## START

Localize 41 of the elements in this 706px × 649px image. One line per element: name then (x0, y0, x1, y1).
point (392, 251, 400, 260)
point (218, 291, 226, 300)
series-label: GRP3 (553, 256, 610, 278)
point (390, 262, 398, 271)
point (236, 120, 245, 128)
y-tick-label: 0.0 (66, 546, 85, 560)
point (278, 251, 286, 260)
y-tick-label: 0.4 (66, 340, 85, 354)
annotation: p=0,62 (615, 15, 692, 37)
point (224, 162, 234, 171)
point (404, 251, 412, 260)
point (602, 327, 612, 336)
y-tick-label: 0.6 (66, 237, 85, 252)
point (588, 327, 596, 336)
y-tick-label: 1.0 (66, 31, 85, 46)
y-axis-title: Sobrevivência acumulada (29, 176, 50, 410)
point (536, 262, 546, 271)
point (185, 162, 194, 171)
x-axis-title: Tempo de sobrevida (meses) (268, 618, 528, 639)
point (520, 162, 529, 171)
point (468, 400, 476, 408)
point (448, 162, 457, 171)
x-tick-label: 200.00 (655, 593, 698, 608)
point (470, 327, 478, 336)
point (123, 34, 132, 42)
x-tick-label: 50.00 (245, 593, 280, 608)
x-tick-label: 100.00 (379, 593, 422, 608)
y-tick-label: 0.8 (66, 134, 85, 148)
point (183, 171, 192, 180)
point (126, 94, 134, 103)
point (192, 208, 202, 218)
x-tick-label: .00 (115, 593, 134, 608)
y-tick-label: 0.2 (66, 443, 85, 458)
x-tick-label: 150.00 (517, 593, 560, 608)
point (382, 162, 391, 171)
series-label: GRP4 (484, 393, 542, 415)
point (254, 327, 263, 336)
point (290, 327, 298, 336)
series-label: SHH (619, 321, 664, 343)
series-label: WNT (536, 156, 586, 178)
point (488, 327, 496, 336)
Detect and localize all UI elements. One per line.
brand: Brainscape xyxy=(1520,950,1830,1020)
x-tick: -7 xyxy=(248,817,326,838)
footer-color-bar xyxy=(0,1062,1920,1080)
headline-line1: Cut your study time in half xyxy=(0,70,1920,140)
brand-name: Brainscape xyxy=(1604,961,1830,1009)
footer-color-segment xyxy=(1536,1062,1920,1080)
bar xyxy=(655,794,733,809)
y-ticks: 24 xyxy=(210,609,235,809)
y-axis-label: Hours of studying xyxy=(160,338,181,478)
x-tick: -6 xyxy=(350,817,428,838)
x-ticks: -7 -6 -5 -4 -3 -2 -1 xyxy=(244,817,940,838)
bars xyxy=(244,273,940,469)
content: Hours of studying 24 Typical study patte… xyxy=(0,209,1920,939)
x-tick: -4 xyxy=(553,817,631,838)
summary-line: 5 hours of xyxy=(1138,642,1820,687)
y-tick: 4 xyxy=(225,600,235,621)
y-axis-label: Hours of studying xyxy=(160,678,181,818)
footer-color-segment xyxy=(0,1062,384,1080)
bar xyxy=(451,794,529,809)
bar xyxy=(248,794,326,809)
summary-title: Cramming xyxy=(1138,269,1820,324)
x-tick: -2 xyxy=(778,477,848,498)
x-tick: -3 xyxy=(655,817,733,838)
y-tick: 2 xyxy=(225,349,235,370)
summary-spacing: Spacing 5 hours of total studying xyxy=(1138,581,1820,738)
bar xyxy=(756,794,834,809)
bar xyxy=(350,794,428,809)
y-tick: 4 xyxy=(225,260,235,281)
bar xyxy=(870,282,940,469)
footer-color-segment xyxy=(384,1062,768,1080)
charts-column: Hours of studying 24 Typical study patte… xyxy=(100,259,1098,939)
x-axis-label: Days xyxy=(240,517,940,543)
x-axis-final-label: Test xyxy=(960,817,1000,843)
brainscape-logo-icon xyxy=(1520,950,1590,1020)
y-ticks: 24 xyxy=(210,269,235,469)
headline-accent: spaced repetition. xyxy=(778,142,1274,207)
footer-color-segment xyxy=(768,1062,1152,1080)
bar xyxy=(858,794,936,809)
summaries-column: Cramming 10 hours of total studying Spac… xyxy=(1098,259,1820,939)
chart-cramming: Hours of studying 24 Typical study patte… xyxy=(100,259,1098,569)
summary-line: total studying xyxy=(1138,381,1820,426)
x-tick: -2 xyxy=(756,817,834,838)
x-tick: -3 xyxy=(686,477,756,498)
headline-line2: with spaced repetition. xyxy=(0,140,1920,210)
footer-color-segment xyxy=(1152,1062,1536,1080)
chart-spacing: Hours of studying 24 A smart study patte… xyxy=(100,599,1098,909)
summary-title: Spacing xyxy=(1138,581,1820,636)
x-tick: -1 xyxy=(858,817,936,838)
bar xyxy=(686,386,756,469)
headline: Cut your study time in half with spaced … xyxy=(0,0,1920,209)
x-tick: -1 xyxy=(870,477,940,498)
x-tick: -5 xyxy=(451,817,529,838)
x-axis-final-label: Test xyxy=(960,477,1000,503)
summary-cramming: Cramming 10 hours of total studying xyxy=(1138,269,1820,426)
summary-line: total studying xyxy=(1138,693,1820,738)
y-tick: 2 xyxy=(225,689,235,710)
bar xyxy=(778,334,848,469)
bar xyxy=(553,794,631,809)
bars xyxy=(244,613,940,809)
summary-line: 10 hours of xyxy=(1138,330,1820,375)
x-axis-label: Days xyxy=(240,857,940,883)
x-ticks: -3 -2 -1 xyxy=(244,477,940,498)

## END

### Exercise brief
Quote every one of the lines above word for word, keeping their order.

### Reply
Localize 41 of the elements in this 706px × 649px image. One line per element: name then (x0, y0, x1, y1).
point (392, 251, 400, 260)
point (218, 291, 226, 300)
series-label: GRP3 (553, 256, 610, 278)
point (390, 262, 398, 271)
point (236, 120, 245, 128)
y-tick-label: 0.0 (66, 546, 85, 560)
point (278, 251, 286, 260)
y-tick-label: 0.4 (66, 340, 85, 354)
annotation: p=0,62 (615, 15, 692, 37)
point (224, 162, 234, 171)
point (404, 251, 412, 260)
point (602, 327, 612, 336)
y-tick-label: 0.6 (66, 237, 85, 252)
point (588, 327, 596, 336)
y-tick-label: 1.0 (66, 31, 85, 46)
y-axis-title: Sobrevivência acumulada (29, 176, 50, 410)
point (536, 262, 546, 271)
point (185, 162, 194, 171)
x-axis-title: Tempo de sobrevida (meses) (268, 618, 528, 639)
point (520, 162, 529, 171)
point (468, 400, 476, 408)
point (448, 162, 457, 171)
x-tick-label: 200.00 (655, 593, 698, 608)
point (470, 327, 478, 336)
point (123, 34, 132, 42)
x-tick-label: 50.00 (245, 593, 280, 608)
x-tick-label: 100.00 (379, 593, 422, 608)
y-tick-label: 0.8 (66, 134, 85, 148)
point (183, 171, 192, 180)
point (126, 94, 134, 103)
point (192, 208, 202, 218)
x-tick-label: .00 (115, 593, 134, 608)
y-tick-label: 0.2 (66, 443, 85, 458)
x-tick-label: 150.00 (517, 593, 560, 608)
point (382, 162, 391, 171)
series-label: GRP4 (484, 393, 542, 415)
point (254, 327, 263, 336)
point (290, 327, 298, 336)
series-label: SHH (619, 321, 664, 343)
series-label: WNT (536, 156, 586, 178)
point (488, 327, 496, 336)
Detect and localize all UI elements. One per line.
brand: Brainscape xyxy=(1520,950,1830,1020)
x-tick: -7 xyxy=(248,817,326,838)
footer-color-bar xyxy=(0,1062,1920,1080)
headline-line1: Cut your study time in half xyxy=(0,70,1920,140)
brand-name: Brainscape xyxy=(1604,961,1830,1009)
footer-color-segment xyxy=(1536,1062,1920,1080)
bar xyxy=(655,794,733,809)
y-ticks: 24 xyxy=(210,609,235,809)
y-axis-label: Hours of studying xyxy=(160,338,181,478)
x-tick: -6 xyxy=(350,817,428,838)
x-ticks: -7 -6 -5 -4 -3 -2 -1 xyxy=(244,817,940,838)
bars xyxy=(244,273,940,469)
content: Hours of studying 24 Typical study patte… xyxy=(0,209,1920,939)
x-tick: -4 xyxy=(553,817,631,838)
summary-line: 5 hours of xyxy=(1138,642,1820,687)
y-tick: 4 xyxy=(225,600,235,621)
y-axis-label: Hours of studying xyxy=(160,678,181,818)
footer-color-segment xyxy=(0,1062,384,1080)
bar xyxy=(451,794,529,809)
bar xyxy=(248,794,326,809)
summary-title: Cramming xyxy=(1138,269,1820,324)
x-tick: -2 xyxy=(778,477,848,498)
x-tick: -3 xyxy=(655,817,733,838)
y-tick: 2 xyxy=(225,349,235,370)
summary-spacing: Spacing 5 hours of total studying xyxy=(1138,581,1820,738)
bar xyxy=(756,794,834,809)
bar xyxy=(350,794,428,809)
y-tick: 4 xyxy=(225,260,235,281)
bar xyxy=(870,282,940,469)
footer-color-segment xyxy=(384,1062,768,1080)
charts-column: Hours of studying 24 Typical study patte… xyxy=(100,259,1098,939)
x-axis-label: Days xyxy=(240,517,940,543)
x-axis-final-label: Test xyxy=(960,817,1000,843)
brainscape-logo-icon xyxy=(1520,950,1590,1020)
y-ticks: 24 xyxy=(210,269,235,469)
headline-accent: spaced repetition. xyxy=(778,142,1274,207)
footer-color-segment xyxy=(768,1062,1152,1080)
bar xyxy=(858,794,936,809)
summaries-column: Cramming 10 hours of total studying Spac… xyxy=(1098,259,1820,939)
chart-cramming: Hours of studying 24 Typical study patte… xyxy=(100,259,1098,569)
summary-line: total studying xyxy=(1138,381,1820,426)
x-tick: -2 xyxy=(756,817,834,838)
x-tick: -3 xyxy=(686,477,756,498)
headline-line2: with spaced repetition. xyxy=(0,140,1920,210)
footer-color-segment xyxy=(1152,1062,1536,1080)
chart-spacing: Hours of studying 24 A smart study patte… xyxy=(100,599,1098,909)
summary-title: Spacing xyxy=(1138,581,1820,636)
x-tick: -1 xyxy=(858,817,936,838)
bar xyxy=(686,386,756,469)
headline: Cut your study time in half with spaced … xyxy=(0,0,1920,209)
x-tick: -1 xyxy=(870,477,940,498)
x-tick: -5 xyxy=(451,817,529,838)
x-axis-final-label: Test xyxy=(960,477,1000,503)
summary-cramming: Cramming 10 hours of total studying xyxy=(1138,269,1820,426)
summary-line: total studying xyxy=(1138,693,1820,738)
y-tick: 2 xyxy=(225,689,235,710)
bar xyxy=(778,334,848,469)
bar xyxy=(553,794,631,809)
bars xyxy=(244,613,940,809)
summary-line: 10 hours of xyxy=(1138,330,1820,375)
x-axis-label: Days xyxy=(240,857,940,883)
x-ticks: -3 -2 -1 xyxy=(244,477,940,498)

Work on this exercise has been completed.